• [Short problem]: Write out the listing below without alteration, omitting its pictures.

• [The input]:

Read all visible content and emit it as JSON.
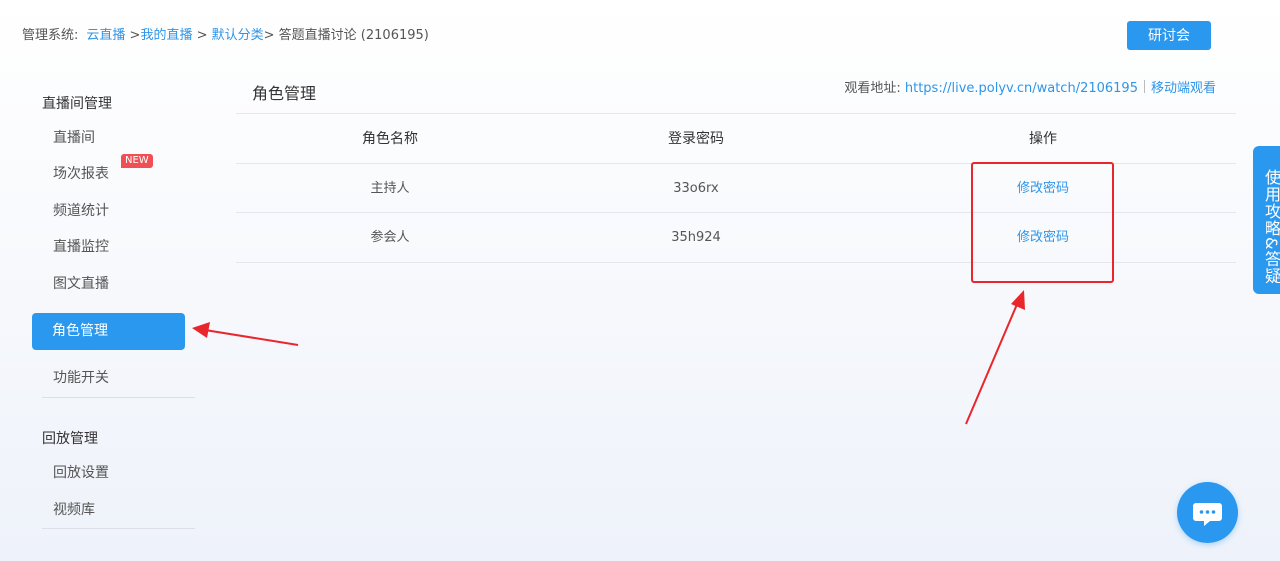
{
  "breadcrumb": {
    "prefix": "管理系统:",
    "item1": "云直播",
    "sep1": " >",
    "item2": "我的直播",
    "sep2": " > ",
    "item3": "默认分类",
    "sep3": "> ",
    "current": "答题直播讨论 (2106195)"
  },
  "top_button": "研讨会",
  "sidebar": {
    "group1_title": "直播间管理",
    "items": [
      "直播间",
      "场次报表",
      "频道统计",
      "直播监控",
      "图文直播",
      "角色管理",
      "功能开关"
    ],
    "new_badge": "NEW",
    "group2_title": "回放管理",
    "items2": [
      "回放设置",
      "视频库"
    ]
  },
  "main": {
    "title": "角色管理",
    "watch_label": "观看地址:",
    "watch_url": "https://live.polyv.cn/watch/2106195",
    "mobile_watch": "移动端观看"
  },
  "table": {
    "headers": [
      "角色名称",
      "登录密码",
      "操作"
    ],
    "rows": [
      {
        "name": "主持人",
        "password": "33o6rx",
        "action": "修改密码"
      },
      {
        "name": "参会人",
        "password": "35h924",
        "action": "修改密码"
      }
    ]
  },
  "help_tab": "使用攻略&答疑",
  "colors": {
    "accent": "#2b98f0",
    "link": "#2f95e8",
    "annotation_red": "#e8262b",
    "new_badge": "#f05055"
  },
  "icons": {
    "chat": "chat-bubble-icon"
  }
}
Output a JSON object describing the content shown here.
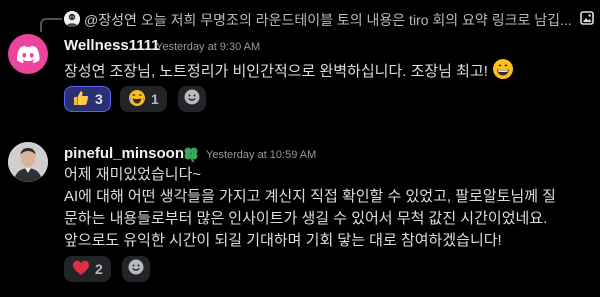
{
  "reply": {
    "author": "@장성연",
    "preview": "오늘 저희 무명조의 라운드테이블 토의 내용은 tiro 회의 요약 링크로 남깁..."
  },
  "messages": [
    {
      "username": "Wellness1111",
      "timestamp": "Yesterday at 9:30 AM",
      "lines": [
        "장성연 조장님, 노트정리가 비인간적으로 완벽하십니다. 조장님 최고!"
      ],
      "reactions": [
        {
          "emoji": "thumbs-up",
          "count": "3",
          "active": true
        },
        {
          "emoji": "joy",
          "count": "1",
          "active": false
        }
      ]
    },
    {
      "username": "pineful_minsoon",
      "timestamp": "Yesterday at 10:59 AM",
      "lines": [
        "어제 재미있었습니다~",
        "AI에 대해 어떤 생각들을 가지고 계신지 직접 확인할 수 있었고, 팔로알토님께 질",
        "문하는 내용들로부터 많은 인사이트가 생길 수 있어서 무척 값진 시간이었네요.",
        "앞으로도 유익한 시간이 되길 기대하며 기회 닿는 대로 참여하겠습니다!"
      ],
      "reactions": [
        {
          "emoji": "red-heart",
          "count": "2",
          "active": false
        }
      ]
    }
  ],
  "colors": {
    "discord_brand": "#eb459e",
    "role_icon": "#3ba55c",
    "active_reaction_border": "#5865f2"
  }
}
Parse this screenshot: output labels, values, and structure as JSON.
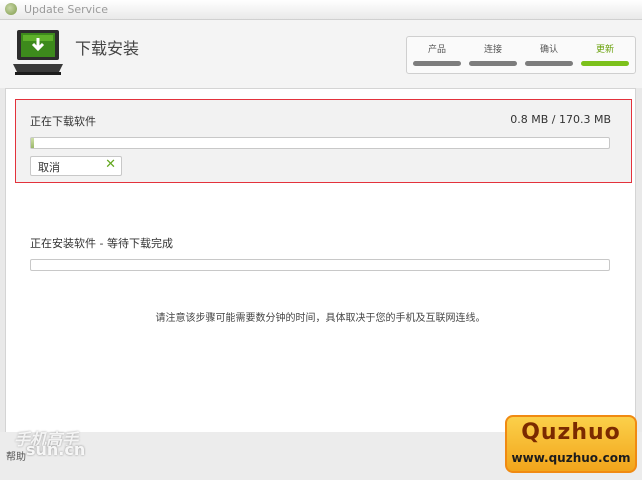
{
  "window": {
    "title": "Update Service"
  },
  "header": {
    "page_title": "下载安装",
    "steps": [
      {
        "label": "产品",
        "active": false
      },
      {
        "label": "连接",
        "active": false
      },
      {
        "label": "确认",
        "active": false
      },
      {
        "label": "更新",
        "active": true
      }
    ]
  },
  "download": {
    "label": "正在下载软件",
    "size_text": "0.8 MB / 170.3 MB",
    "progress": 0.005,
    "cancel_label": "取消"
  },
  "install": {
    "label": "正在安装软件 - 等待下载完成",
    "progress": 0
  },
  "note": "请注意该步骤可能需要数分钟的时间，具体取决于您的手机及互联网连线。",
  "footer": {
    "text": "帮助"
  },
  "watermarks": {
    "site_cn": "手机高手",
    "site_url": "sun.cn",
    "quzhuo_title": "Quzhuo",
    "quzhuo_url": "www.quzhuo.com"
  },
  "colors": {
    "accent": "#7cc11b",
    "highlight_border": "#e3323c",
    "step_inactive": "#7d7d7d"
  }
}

• [Final result]:
Read all visible content and emit it as JSON.
{
  "breadcrumb": {
    "prefix": "管理系统:",
    "item1": "云直播",
    "sep1": " >",
    "item2": "我的直播",
    "sep2": " > ",
    "item3": "默认分类",
    "sep3": "> ",
    "current": "答题直播讨论 (2106195)"
  },
  "top_button": "研讨会",
  "sidebar": {
    "group1_title": "直播间管理",
    "items": [
      "直播间",
      "场次报表",
      "频道统计",
      "直播监控",
      "图文直播",
      "角色管理",
      "功能开关"
    ],
    "new_badge": "NEW",
    "group2_title": "回放管理",
    "items2": [
      "回放设置",
      "视频库"
    ]
  },
  "main": {
    "title": "角色管理",
    "watch_label": "观看地址:",
    "watch_url": "https://live.polyv.cn/watch/2106195",
    "mobile_watch": "移动端观看"
  },
  "table": {
    "headers": [
      "角色名称",
      "登录密码",
      "操作"
    ],
    "rows": [
      {
        "name": "主持人",
        "password": "33o6rx",
        "action": "修改密码"
      },
      {
        "name": "参会人",
        "password": "35h924",
        "action": "修改密码"
      }
    ]
  },
  "help_tab": "使用攻略&答疑",
  "colors": {
    "accent": "#2b98f0",
    "link": "#2f95e8",
    "annotation_red": "#e8262b",
    "new_badge": "#f05055"
  },
  "icons": {
    "chat": "chat-bubble-icon"
  }
}
Output a JSON object describing the content shown here.
{
  "reply": {
    "author": "@장성연",
    "preview": "오늘 저희 무명조의 라운드테이블 토의 내용은 tiro 회의 요약 링크로 남깁..."
  },
  "messages": [
    {
      "username": "Wellness1111",
      "timestamp": "Yesterday at 9:30 AM",
      "lines": [
        "장성연 조장님, 노트정리가 비인간적으로 완벽하십니다. 조장님 최고!"
      ],
      "reactions": [
        {
          "emoji": "thumbs-up",
          "count": "3",
          "active": true
        },
        {
          "emoji": "joy",
          "count": "1",
          "active": false
        }
      ]
    },
    {
      "username": "pineful_minsoon",
      "timestamp": "Yesterday at 10:59 AM",
      "lines": [
        "어제 재미있었습니다~",
        "AI에 대해 어떤 생각들을 가지고 계신지 직접 확인할 수 있었고, 팔로알토님께 질",
        "문하는 내용들로부터 많은 인사이트가 생길 수 있어서 무척 값진 시간이었네요.",
        "앞으로도 유익한 시간이 되길 기대하며 기회 닿는 대로 참여하겠습니다!"
      ],
      "reactions": [
        {
          "emoji": "red-heart",
          "count": "2",
          "active": false
        }
      ]
    }
  ],
  "colors": {
    "discord_brand": "#eb459e",
    "role_icon": "#3ba55c",
    "active_reaction_border": "#5865f2"
  }
}
Parse this screenshot: output labels, values, and structure as JSON.
{
  "window": {
    "title": "Update Service"
  },
  "header": {
    "page_title": "下载安装",
    "steps": [
      {
        "label": "产品",
        "active": false
      },
      {
        "label": "连接",
        "active": false
      },
      {
        "label": "确认",
        "active": false
      },
      {
        "label": "更新",
        "active": true
      }
    ]
  },
  "download": {
    "label": "正在下载软件",
    "size_text": "0.8 MB / 170.3 MB",
    "progress": 0.005,
    "cancel_label": "取消"
  },
  "install": {
    "label": "正在安装软件 - 等待下载完成",
    "progress": 0
  },
  "note": "请注意该步骤可能需要数分钟的时间，具体取决于您的手机及互联网连线。",
  "footer": {
    "text": "帮助"
  },
  "watermarks": {
    "site_cn": "手机高手",
    "site_url": "sun.cn",
    "quzhuo_title": "Quzhuo",
    "quzhuo_url": "www.quzhuo.com"
  },
  "colors": {
    "accent": "#7cc11b",
    "highlight_border": "#e3323c",
    "step_inactive": "#7d7d7d"
  }
}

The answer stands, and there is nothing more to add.